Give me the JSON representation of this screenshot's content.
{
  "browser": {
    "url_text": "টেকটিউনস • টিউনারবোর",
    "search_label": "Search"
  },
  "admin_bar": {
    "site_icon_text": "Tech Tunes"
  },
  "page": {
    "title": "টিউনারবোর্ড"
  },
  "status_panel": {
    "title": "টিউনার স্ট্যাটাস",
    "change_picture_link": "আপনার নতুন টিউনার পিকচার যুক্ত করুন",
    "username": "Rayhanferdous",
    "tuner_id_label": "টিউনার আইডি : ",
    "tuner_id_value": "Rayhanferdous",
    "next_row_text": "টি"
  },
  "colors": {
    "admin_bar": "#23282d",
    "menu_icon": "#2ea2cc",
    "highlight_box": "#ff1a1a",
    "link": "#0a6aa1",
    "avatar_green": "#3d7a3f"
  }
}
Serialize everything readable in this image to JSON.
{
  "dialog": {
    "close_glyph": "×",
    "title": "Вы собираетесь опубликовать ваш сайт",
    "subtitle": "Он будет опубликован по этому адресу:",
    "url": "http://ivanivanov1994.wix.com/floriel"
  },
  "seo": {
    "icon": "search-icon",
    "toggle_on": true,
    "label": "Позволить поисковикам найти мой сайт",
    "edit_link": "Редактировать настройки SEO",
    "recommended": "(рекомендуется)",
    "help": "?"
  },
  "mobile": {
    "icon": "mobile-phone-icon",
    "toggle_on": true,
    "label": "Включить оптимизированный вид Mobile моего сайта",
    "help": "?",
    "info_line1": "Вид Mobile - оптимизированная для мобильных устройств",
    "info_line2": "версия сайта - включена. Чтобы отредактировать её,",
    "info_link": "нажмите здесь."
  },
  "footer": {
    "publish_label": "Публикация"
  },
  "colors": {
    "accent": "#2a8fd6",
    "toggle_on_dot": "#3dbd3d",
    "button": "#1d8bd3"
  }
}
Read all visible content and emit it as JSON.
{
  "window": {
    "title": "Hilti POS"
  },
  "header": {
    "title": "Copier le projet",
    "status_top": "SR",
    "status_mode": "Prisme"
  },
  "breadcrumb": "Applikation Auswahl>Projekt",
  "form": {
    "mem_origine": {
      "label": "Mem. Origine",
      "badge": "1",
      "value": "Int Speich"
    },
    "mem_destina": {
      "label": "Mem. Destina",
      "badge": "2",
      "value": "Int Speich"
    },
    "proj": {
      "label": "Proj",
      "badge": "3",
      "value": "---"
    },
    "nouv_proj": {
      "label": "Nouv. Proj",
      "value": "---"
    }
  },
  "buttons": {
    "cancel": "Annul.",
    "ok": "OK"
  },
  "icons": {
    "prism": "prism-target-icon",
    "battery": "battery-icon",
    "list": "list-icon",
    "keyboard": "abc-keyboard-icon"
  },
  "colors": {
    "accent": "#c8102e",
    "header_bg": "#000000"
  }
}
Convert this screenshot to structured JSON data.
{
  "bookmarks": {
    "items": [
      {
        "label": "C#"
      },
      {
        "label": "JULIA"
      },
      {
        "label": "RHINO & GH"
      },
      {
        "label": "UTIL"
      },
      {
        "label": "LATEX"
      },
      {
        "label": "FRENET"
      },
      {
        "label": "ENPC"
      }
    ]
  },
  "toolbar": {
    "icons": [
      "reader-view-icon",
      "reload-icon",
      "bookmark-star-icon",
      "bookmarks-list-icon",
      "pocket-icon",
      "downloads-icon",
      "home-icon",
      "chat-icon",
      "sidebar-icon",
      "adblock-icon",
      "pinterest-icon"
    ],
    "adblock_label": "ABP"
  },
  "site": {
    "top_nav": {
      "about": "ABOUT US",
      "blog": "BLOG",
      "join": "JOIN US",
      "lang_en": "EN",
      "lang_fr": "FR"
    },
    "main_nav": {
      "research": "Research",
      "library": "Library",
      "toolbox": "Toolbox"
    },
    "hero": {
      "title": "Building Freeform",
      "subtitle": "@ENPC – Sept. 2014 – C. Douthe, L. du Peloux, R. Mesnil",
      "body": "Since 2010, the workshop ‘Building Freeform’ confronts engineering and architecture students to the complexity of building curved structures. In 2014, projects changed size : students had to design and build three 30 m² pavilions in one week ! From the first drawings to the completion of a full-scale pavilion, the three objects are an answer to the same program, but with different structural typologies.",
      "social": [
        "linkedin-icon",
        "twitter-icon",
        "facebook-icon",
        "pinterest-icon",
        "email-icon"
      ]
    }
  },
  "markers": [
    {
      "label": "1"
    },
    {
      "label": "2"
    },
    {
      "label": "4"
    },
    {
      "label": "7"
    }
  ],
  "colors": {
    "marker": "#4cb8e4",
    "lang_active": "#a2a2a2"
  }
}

**GIVEN TASK:** Identify and extract each line of the listing that contains "this".

**ANSWER TO THE PROBLEM:**
Give me the JSON representation of this screenshot's content.
Serialize everything readable in this image to JSON.
Convert this screenshot to structured JSON data.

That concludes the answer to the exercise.